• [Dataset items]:
-- Begin --

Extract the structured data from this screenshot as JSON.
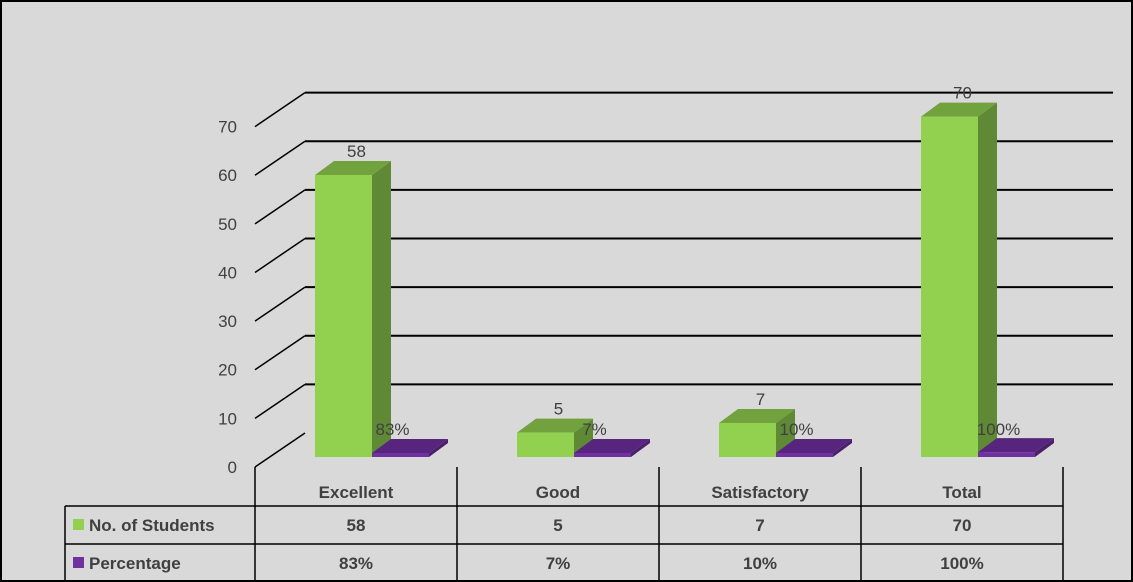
{
  "chart_data": {
    "type": "bar",
    "categories": [
      "Excellent",
      "Good",
      "Satisfactory",
      "Total"
    ],
    "series": [
      {
        "name": "No. of Students",
        "values": [
          58,
          5,
          7,
          70
        ],
        "labels": [
          "58",
          "5",
          "7",
          "70"
        ],
        "color": "#92d050"
      },
      {
        "name": "Percentage",
        "values": [
          0.83,
          0.07,
          0.1,
          1.0
        ],
        "labels": [
          "83%",
          "7%",
          "10%",
          "100%"
        ],
        "color": "#7030a0"
      }
    ],
    "yticks": [
      "0",
      "10",
      "20",
      "30",
      "40",
      "50",
      "60",
      "70"
    ],
    "ylim": [
      0,
      70
    ],
    "grid": true,
    "data_table": true,
    "title": "",
    "xlabel": "",
    "ylabel": ""
  }
}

-- End --

Leave every image out, and retype the material exactly.

Extract the structured data from this screenshot as JSON.
{
  "chart_data": {
    "type": "bar",
    "categories": [
      "Excellent",
      "Good",
      "Satisfactory",
      "Total"
    ],
    "series": [
      {
        "name": "No. of Students",
        "values": [
          58,
          5,
          7,
          70
        ],
        "labels": [
          "58",
          "5",
          "7",
          "70"
        ],
        "color": "#92d050"
      },
      {
        "name": "Percentage",
        "values": [
          0.83,
          0.07,
          0.1,
          1.0
        ],
        "labels": [
          "83%",
          "7%",
          "10%",
          "100%"
        ],
        "color": "#7030a0"
      }
    ],
    "yticks": [
      "0",
      "10",
      "20",
      "30",
      "40",
      "50",
      "60",
      "70"
    ],
    "ylim": [
      0,
      70
    ],
    "grid": true,
    "data_table": true,
    "title": "",
    "xlabel": "",
    "ylabel": ""
  }
}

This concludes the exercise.